[Aim of the task]: Recast every line of the items below as a Markdown table with a "No." column for the row number and an "Entry" column for the line. Skip blank lines and leave out the pictures.

- - - - -

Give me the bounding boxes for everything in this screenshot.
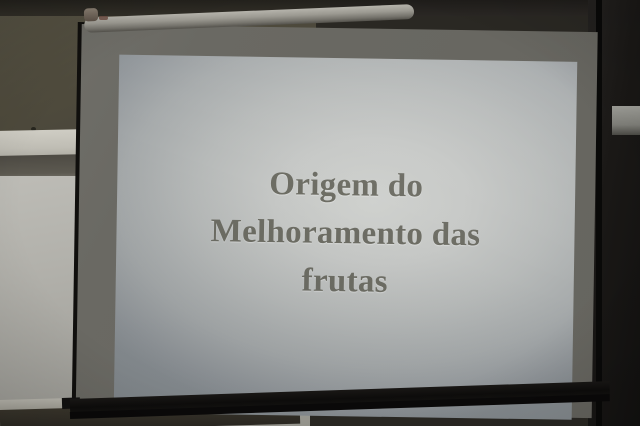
- screen-surface: Origem do Melhoramento das frutas: [76, 24, 598, 418]
- wall-mounted-panel: [612, 106, 640, 135]
- projected-slide-photo: Origem do Melhoramento das frutas: [0, 0, 640, 426]
- screen-roller-endcap: [84, 8, 99, 22]
- slide-title-line-3: frutas: [301, 257, 388, 307]
- projection-screen: Origem do Melhoramento das frutas: [72, 10, 598, 424]
- slide-title-line-2: Melhoramento das: [210, 207, 480, 259]
- screen-roller-bracket: [99, 16, 108, 20]
- slide-title-line-1: Origem do: [269, 160, 424, 211]
- slide-title-block: Origem do Melhoramento das frutas: [114, 55, 578, 420]
- projected-slide-area: Origem do Melhoramento das frutas: [114, 55, 578, 420]
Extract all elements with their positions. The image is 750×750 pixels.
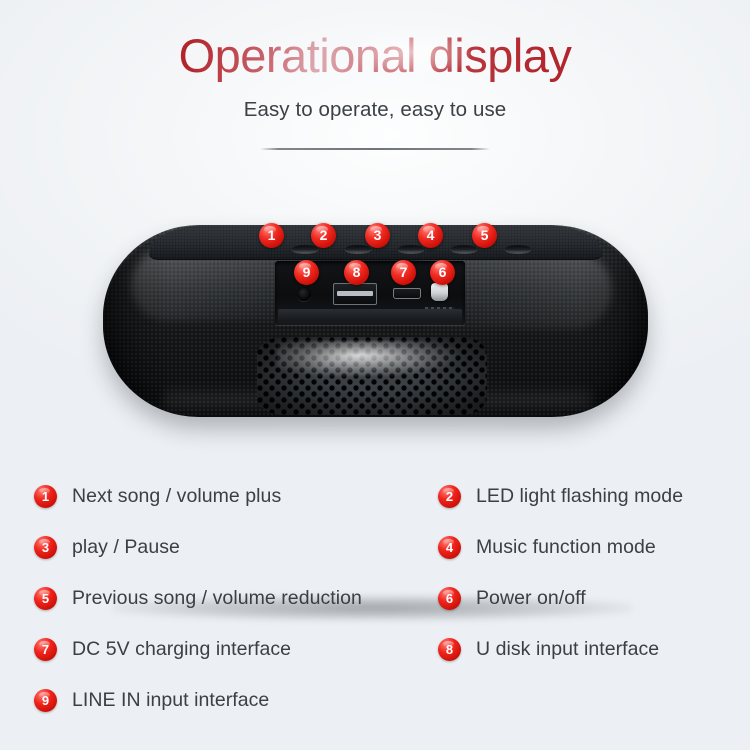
callout-badge-5: 5 <box>472 223 497 248</box>
callout-badge-7: 7 <box>391 260 416 285</box>
legend-item-9: 9LINE IN input interface <box>0 676 420 725</box>
legend-row: 1Next song / volume plus2LED light flash… <box>0 472 750 521</box>
port-micro-usb-dc5v[interactable] <box>393 288 421 299</box>
legend-row: 9LINE IN input interface <box>0 676 750 725</box>
top-button-led-mode[interactable] <box>345 245 371 253</box>
power-button[interactable] <box>431 283 448 301</box>
legend-list: 1Next song / volume plus2LED light flash… <box>0 472 750 727</box>
legend-row: 7DC 5V charging interface8U disk input i… <box>0 625 750 674</box>
legend-item-8: 8U disk input interface <box>420 625 750 674</box>
callout-badge-3: 3 <box>365 223 390 248</box>
legend-label-3: play / Pause <box>72 536 180 559</box>
legend-item-5: 5Previous song / volume reduction <box>0 574 420 623</box>
legend-label-7: DC 5V charging interface <box>72 638 291 661</box>
legend-badge-5: 5 <box>34 587 57 610</box>
speaker-driver-grille <box>257 337 487 415</box>
legend-label-8: U disk input interface <box>476 638 659 661</box>
legend-badge-1: 1 <box>34 485 57 508</box>
legend-item-3: 3play / Pause <box>0 523 420 572</box>
top-button-play-pause[interactable] <box>398 245 424 253</box>
top-button-next-song[interactable] <box>292 245 318 253</box>
port-usb-a[interactable] <box>333 283 377 305</box>
callout-badge-9: 9 <box>294 260 319 285</box>
legend-item-2: 2LED light flashing mode <box>420 472 750 521</box>
driver-vignette <box>257 337 487 415</box>
legend-row: 5Previous song / volume reduction6Power … <box>0 574 750 623</box>
legend-badge-3: 3 <box>34 536 57 559</box>
callout-badge-8: 8 <box>344 260 369 285</box>
legend-badge-6: 6 <box>438 587 461 610</box>
legend-label-5: Previous song / volume reduction <box>72 587 362 610</box>
header-divider <box>260 148 490 150</box>
legend-badge-8: 8 <box>438 638 461 661</box>
legend-badge-4: 4 <box>438 536 461 559</box>
callout-badge-6: 6 <box>430 260 455 285</box>
legend-row: 3play / Pause4Music function mode <box>0 523 750 572</box>
callout-badge-4: 4 <box>418 223 443 248</box>
legend-badge-2: 2 <box>438 485 461 508</box>
top-button-music-mode[interactable] <box>451 245 477 253</box>
product-photo: 123459876 <box>0 190 750 460</box>
legend-label-4: Music function mode <box>476 536 656 559</box>
page-subtitle: Easy to operate, easy to use <box>0 82 750 122</box>
legend-badge-7: 7 <box>34 638 57 661</box>
speaker-body <box>103 225 648 417</box>
legend-item-1: 1Next song / volume plus <box>0 472 420 521</box>
callout-badge-2: 2 <box>311 223 336 248</box>
port-line-in[interactable] <box>297 287 311 301</box>
legend-item-6: 6Power on/off <box>420 574 750 623</box>
legend-label-1: Next song / volume plus <box>72 485 281 508</box>
legend-item-4: 4Music function mode <box>420 523 750 572</box>
legend-badge-9: 9 <box>34 689 57 712</box>
header: Operational display Easy to operate, eas… <box>0 0 750 170</box>
panel-lower-lip <box>278 309 462 321</box>
infographic-page: Operational display Easy to operate, eas… <box>0 0 750 750</box>
callout-badge-1: 1 <box>259 223 284 248</box>
legend-label-2: LED light flashing mode <box>476 485 683 508</box>
legend-item-empty <box>420 676 750 725</box>
legend-label-6: Power on/off <box>476 587 586 610</box>
legend-label-9: LINE IN input interface <box>72 689 269 712</box>
legend-item-7: 7DC 5V charging interface <box>0 625 420 674</box>
top-button-previous-song[interactable] <box>505 245 531 253</box>
page-title: Operational display <box>0 0 750 82</box>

- - - - -

[Task solution]:
| No. | Entry |
|---|---|
| 1 | Give me the bounding boxes for everything in this screenshot. |
| 2 | - screen-surface: Origem do Melhoramento das frutas: [76, 24, 598, 418] |
| 3 | - wall-mounted-panel: [612, 106, 640, 135] |
| 4 | - projected-slide-photo: Origem do Melhoramento das frutas: [0, 0, 640, 426] |
| 5 | - screen-roller-endcap: [84, 8, 99, 22] |
| 6 | - slide-title-line-3: frutas: [301, 257, 388, 307] |
| 7 | - projection-screen: Origem do Melhoramento das frutas: [72, 10, 598, 424] |
| 8 | - slide-title-line-2: Melhoramento das: [210, 207, 480, 259] |
| 9 | - screen-roller-bracket: [99, 16, 108, 20] |
| 10 | - slide-title-line-1: Origem do: [269, 160, 424, 211] |
| 11 | - slide-title-block: Origem do Melhoramento das frutas: [114, 55, 578, 420] |
| 12 | - projected-slide-area: Origem do Melhoramento das frutas: [114, 55, 578, 420] |
| 13 | Extract all elements with their positions. The image is 750×750 pixels. |
| 14 | callout-badge-5: 5 <box>472 223 497 248</box> |
| 15 | callout-badge-7: 7 <box>391 260 416 285</box> |
| 16 | legend-item-9: 9LINE IN input interface <box>0 676 420 725</box> |
| 17 | legend-row: 1Next song / volume plus2LED light flash… <box>0 472 750 521</box> |
| 18 | port-micro-usb-dc5v[interactable] <box>393 288 421 299</box> |
| 19 | legend-row: 9LINE IN input interface <box>0 676 750 725</box> |
| 20 | top-button-led-mode[interactable] <box>345 245 371 253</box> |
| 21 | power-button[interactable] <box>431 283 448 301</box> |
| 22 | legend-list: 1Next song / volume plus2LED light flash… <box>0 472 750 727</box> |
| 23 | legend-row: 7DC 5V charging interface8U disk input i… <box>0 625 750 674</box> |
| 24 | legend-item-8: 8U disk input interface <box>420 625 750 674</box> |
| 25 | callout-badge-3: 3 <box>365 223 390 248</box> |
| 26 | legend-label-3: play / Pause <box>72 536 180 559</box> |
| 27 | legend-item-5: 5Previous song / volume reduction <box>0 574 420 623</box> |
| 28 | legend-label-7: DC 5V charging interface <box>72 638 291 661</box> |
| 29 | legend-badge-5: 5 <box>34 587 57 610</box> |
| 30 | speaker-driver-grille <box>257 337 487 415</box> |
| 31 | legend-label-8: U disk input interface <box>476 638 659 661</box> |
| 32 | legend-badge-1: 1 <box>34 485 57 508</box> |
| 33 | legend-item-3: 3play / Pause <box>0 523 420 572</box> |
| 34 | top-button-play-pause[interactable] <box>398 245 424 253</box> |
| 35 | top-button-next-song[interactable] <box>292 245 318 253</box> |
| 36 | port-usb-a[interactable] <box>333 283 377 305</box> |
| 37 | callout-badge-9: 9 <box>294 260 319 285</box> |
| 38 | legend-item-2: 2LED light flashing mode <box>420 472 750 521</box> |
| 39 | driver-vignette <box>257 337 487 415</box> |
| 40 | legend-row: 5Previous song / volume reduction6Power … <box>0 574 750 623</box> |
| 41 | legend-badge-3: 3 <box>34 536 57 559</box> |
| 42 | callout-badge-8: 8 <box>344 260 369 285</box> |
| 43 | legend-badge-6: 6 <box>438 587 461 610</box> |
| 44 | legend-label-5: Previous song / volume reduction <box>72 587 362 610</box> |
| 45 | header-divider <box>260 148 490 150</box> |
| 46 | legend-badge-8: 8 <box>438 638 461 661</box> |
| 47 | legend-badge-4: 4 <box>438 536 461 559</box> |
| 48 | callout-badge-6: 6 <box>430 260 455 285</box> |
| 49 | legend-row: 3play / Pause4Music function mode <box>0 523 750 572</box> |
| 50 | callout-badge-4: 4 <box>418 223 443 248</box> |
| 51 | legend-badge-2: 2 <box>438 485 461 508</box> |
| 52 | top-button-music-mode[interactable] <box>451 245 477 253</box> |
| 53 | product-photo: 123459876 <box>0 190 750 460</box> |
| 54 | legend-label-4: Music function mode <box>476 536 656 559</box> |
| 55 | page-subtitle: Easy to operate, easy to use <box>0 82 750 122</box> |
| 56 | legend-badge-7: 7 <box>34 638 57 661</box> |
| 57 | speaker-body <box>103 225 648 417</box> |
| 58 | legend-item-1: 1Next song / volume plus <box>0 472 420 521</box> |
| 59 | callout-badge-2: 2 <box>311 223 336 248</box> |
| 60 | port-line-in[interactable] <box>297 287 311 301</box> |
| 61 | legend-item-6: 6Power on/off <box>420 574 750 623</box> |
| 62 | legend-label-1: Next song / volume plus <box>72 485 281 508</box> |
| 63 | legend-item-4: 4Music function mode <box>420 523 750 572</box> |
| 64 | legend-badge-9: 9 <box>34 689 57 712</box> |
| 65 | header: Operational display Easy to operate, eas… <box>0 0 750 170</box> |
| 66 | panel-lower-lip <box>278 309 462 321</box> |
| 67 | infographic-page: Operational display Easy to operate, eas… <box>0 0 750 750</box> |
| 68 | callout-badge-1: 1 <box>259 223 284 248</box> |
| 69 | legend-label-2: LED light flashing mode <box>476 485 683 508</box> |
| 70 | legend-item-empty <box>420 676 750 725</box> |
| 71 | legend-label-6: Power on/off <box>476 587 586 610</box> |
| 72 | legend-label-9: LINE IN input interface <box>72 689 269 712</box> |
| 73 | legend-item-7: 7DC 5V charging interface <box>0 625 420 674</box> |
| 74 | top-button-previous-song[interactable] <box>505 245 531 253</box> |
| 75 | page-title: Operational display <box>0 0 750 82</box> |